> **Task objective**: Find every line in the records below that holds the word "data", and copy it out.

> **Records**:
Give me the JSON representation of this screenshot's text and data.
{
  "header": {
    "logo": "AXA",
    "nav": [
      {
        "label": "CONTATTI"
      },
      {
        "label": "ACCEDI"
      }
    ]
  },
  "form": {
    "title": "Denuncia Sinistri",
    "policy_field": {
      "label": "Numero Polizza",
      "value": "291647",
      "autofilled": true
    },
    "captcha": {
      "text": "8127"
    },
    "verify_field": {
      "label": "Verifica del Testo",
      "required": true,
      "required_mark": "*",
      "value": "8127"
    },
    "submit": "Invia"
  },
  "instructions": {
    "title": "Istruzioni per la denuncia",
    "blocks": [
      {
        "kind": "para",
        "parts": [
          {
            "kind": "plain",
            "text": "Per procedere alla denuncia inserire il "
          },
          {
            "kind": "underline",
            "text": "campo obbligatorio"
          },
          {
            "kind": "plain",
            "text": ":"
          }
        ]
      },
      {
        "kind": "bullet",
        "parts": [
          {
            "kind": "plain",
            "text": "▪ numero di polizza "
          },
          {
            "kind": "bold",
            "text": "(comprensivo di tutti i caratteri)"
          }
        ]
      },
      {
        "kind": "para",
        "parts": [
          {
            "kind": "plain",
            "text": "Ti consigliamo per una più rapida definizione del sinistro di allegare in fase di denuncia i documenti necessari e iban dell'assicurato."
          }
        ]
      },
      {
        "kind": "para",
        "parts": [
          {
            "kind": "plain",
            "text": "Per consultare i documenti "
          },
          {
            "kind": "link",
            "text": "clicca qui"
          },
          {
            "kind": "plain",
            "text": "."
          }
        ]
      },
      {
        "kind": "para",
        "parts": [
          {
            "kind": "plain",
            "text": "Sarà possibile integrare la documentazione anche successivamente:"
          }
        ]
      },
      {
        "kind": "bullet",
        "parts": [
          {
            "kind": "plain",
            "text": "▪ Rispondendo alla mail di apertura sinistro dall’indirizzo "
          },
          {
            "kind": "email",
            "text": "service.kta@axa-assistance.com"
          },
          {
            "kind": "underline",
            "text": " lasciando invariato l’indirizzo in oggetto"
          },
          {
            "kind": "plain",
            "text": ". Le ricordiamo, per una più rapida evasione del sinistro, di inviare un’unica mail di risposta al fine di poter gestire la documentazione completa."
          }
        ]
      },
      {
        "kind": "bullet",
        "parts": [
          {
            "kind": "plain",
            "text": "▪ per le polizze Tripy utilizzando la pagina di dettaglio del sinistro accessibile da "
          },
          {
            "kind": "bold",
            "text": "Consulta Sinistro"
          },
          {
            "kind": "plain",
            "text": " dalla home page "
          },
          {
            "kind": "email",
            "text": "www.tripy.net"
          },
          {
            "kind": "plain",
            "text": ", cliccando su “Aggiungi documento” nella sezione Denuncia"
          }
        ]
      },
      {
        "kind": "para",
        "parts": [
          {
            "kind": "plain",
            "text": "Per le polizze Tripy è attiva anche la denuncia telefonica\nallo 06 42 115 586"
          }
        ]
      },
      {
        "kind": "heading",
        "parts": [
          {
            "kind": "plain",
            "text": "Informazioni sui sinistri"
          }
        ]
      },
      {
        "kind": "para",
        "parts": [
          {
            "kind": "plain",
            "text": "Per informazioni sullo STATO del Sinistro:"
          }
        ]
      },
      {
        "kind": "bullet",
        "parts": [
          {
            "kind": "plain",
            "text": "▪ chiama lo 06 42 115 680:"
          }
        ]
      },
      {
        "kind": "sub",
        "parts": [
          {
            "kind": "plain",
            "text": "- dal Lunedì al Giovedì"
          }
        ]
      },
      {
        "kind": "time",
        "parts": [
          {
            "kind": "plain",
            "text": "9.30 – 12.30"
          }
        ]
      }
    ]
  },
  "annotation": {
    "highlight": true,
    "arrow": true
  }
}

--

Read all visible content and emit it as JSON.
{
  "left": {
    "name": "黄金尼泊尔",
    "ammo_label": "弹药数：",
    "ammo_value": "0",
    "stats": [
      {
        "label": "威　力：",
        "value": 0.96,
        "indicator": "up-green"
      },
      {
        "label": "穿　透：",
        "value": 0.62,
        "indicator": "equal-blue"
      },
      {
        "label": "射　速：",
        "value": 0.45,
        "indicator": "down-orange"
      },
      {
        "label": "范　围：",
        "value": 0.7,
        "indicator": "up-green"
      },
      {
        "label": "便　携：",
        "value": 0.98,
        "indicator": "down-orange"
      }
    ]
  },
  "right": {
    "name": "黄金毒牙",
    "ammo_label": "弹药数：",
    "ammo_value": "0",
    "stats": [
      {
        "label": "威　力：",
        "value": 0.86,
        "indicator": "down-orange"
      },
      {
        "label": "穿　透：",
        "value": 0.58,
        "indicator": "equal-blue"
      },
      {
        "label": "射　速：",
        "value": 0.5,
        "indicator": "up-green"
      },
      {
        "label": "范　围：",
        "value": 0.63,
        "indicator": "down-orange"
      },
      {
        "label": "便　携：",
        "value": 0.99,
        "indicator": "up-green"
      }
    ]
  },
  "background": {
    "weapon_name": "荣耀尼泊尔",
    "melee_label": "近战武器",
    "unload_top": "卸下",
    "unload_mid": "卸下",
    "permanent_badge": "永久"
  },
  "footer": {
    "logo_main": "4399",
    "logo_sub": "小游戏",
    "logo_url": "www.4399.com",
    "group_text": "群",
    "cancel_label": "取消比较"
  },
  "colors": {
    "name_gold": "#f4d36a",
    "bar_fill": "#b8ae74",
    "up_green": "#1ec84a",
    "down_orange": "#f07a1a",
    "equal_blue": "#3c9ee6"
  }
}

* * *

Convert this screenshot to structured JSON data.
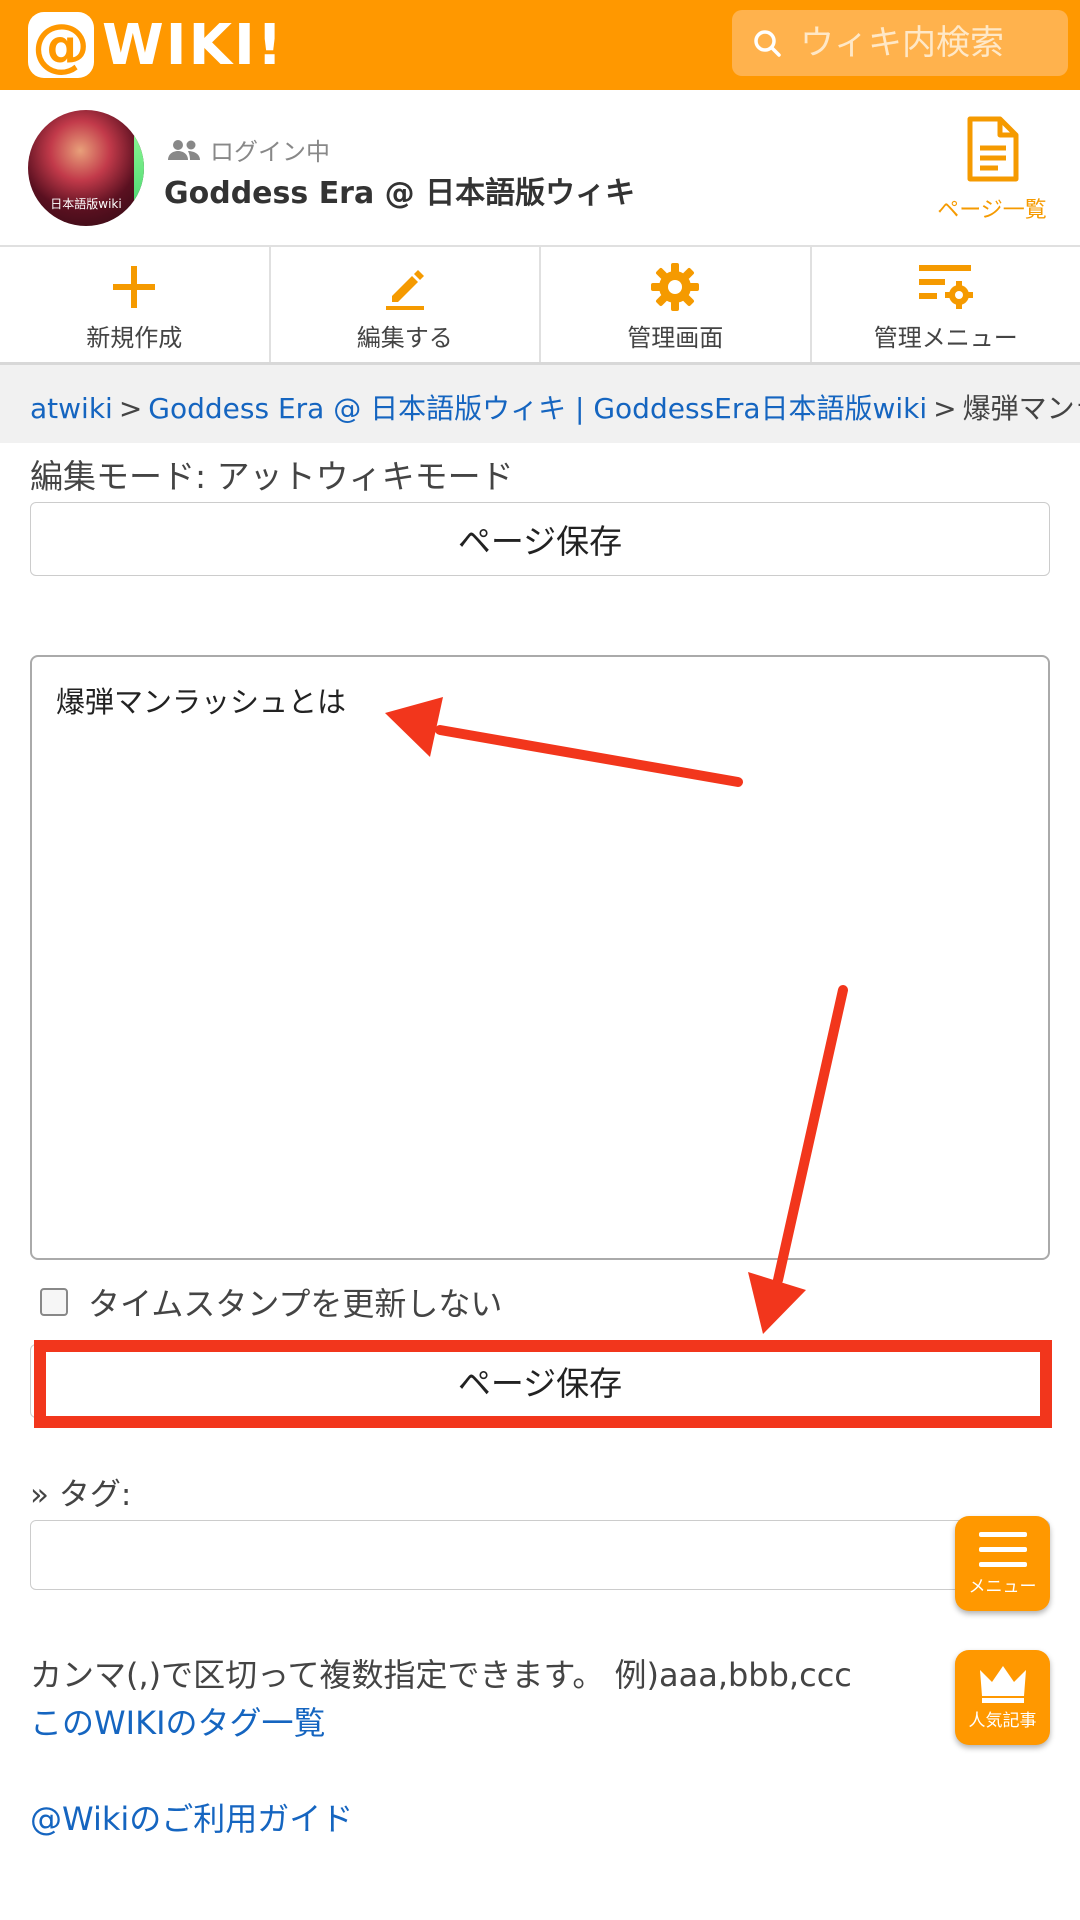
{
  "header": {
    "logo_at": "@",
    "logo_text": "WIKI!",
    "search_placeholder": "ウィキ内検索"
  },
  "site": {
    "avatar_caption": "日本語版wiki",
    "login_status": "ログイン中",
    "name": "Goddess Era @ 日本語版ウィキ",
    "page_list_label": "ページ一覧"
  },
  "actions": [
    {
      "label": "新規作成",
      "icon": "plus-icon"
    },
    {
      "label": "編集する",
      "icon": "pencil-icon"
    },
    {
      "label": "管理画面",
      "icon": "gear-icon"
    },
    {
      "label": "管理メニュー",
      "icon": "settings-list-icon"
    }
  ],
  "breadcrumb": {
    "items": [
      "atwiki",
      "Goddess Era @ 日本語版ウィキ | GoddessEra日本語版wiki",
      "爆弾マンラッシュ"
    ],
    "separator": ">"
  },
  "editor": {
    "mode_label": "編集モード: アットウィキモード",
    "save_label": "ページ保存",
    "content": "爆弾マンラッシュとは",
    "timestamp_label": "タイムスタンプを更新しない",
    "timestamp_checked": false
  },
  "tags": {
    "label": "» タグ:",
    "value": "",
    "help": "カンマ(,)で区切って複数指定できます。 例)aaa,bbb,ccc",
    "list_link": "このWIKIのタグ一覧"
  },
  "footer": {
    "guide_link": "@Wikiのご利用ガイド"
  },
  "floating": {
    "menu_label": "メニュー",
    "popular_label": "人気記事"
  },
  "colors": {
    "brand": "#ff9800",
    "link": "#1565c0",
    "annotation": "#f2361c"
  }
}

> **Exercise result**:
Give me the JSON representation of this screenshot's text and data.
Convert this screenshot to structured JSON data.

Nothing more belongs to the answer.